-- INSTRUCTIONS TO FOLLOW --
Repeat the material exactly as it appears.

:::::

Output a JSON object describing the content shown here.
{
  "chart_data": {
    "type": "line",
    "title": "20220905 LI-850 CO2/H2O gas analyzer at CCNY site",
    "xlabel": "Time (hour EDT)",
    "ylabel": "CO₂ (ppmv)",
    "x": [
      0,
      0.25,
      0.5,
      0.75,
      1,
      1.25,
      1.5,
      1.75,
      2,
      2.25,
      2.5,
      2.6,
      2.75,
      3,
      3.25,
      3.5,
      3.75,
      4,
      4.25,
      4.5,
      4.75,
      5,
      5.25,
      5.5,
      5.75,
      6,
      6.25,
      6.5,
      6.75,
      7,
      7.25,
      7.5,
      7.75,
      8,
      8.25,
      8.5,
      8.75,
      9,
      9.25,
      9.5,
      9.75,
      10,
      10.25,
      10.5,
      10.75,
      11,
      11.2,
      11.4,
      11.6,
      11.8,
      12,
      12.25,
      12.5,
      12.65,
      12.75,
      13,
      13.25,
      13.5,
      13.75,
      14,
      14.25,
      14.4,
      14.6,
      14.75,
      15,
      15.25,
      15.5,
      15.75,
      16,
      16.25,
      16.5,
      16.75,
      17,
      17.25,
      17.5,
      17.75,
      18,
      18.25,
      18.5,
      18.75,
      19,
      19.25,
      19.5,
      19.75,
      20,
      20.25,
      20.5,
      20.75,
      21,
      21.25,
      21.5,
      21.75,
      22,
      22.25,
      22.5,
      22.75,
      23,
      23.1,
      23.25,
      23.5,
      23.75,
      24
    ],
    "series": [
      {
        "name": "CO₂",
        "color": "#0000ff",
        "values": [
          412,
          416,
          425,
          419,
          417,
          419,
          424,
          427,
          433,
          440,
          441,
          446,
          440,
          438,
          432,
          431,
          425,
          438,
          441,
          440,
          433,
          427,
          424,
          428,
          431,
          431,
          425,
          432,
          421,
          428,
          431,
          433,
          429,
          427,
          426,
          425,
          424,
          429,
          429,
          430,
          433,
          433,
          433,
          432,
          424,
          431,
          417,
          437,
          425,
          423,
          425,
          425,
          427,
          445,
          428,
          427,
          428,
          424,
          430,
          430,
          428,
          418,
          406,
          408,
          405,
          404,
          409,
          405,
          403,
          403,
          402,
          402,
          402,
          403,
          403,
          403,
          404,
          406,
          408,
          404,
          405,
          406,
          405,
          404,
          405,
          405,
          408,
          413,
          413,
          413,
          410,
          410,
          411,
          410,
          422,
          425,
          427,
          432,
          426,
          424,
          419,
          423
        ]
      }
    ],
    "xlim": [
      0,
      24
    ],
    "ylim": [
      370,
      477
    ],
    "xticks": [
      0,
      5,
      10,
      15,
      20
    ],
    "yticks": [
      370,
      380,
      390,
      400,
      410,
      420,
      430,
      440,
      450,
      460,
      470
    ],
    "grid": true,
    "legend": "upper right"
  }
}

:::::

-- SOLUTION TO THIS PROBLEM --
Output a JSON object describing the content shown here.
{
  "chart_data": {
    "type": "line",
    "title": "20220905 LI-850 CO2/H2O gas analyzer at CCNY site",
    "xlabel": "Time (hour EDT)",
    "ylabel": "CO₂ (ppmv)",
    "x": [
      0,
      0.25,
      0.5,
      0.75,
      1,
      1.25,
      1.5,
      1.75,
      2,
      2.25,
      2.5,
      2.6,
      2.75,
      3,
      3.25,
      3.5,
      3.75,
      4,
      4.25,
      4.5,
      4.75,
      5,
      5.25,
      5.5,
      5.75,
      6,
      6.25,
      6.5,
      6.75,
      7,
      7.25,
      7.5,
      7.75,
      8,
      8.25,
      8.5,
      8.75,
      9,
      9.25,
      9.5,
      9.75,
      10,
      10.25,
      10.5,
      10.75,
      11,
      11.2,
      11.4,
      11.6,
      11.8,
      12,
      12.25,
      12.5,
      12.65,
      12.75,
      13,
      13.25,
      13.5,
      13.75,
      14,
      14.25,
      14.4,
      14.6,
      14.75,
      15,
      15.25,
      15.5,
      15.75,
      16,
      16.25,
      16.5,
      16.75,
      17,
      17.25,
      17.5,
      17.75,
      18,
      18.25,
      18.5,
      18.75,
      19,
      19.25,
      19.5,
      19.75,
      20,
      20.25,
      20.5,
      20.75,
      21,
      21.25,
      21.5,
      21.75,
      22,
      22.25,
      22.5,
      22.75,
      23,
      23.1,
      23.25,
      23.5,
      23.75,
      24
    ],
    "series": [
      {
        "name": "CO₂",
        "color": "#0000ff",
        "values": [
          412,
          416,
          425,
          419,
          417,
          419,
          424,
          427,
          433,
          440,
          441,
          446,
          440,
          438,
          432,
          431,
          425,
          438,
          441,
          440,
          433,
          427,
          424,
          428,
          431,
          431,
          425,
          432,
          421,
          428,
          431,
          433,
          429,
          427,
          426,
          425,
          424,
          429,
          429,
          430,
          433,
          433,
          433,
          432,
          424,
          431,
          417,
          437,
          425,
          423,
          425,
          425,
          427,
          445,
          428,
          427,
          428,
          424,
          430,
          430,
          428,
          418,
          406,
          408,
          405,
          404,
          409,
          405,
          403,
          403,
          402,
          402,
          402,
          403,
          403,
          403,
          404,
          406,
          408,
          404,
          405,
          406,
          405,
          404,
          405,
          405,
          408,
          413,
          413,
          413,
          410,
          410,
          411,
          410,
          422,
          425,
          427,
          432,
          426,
          424,
          419,
          423
        ]
      }
    ],
    "xlim": [
      0,
      24
    ],
    "ylim": [
      370,
      477
    ],
    "xticks": [
      0,
      5,
      10,
      15,
      20
    ],
    "yticks": [
      370,
      380,
      390,
      400,
      410,
      420,
      430,
      440,
      450,
      460,
      470
    ],
    "grid": true,
    "legend": "upper right"
  }
}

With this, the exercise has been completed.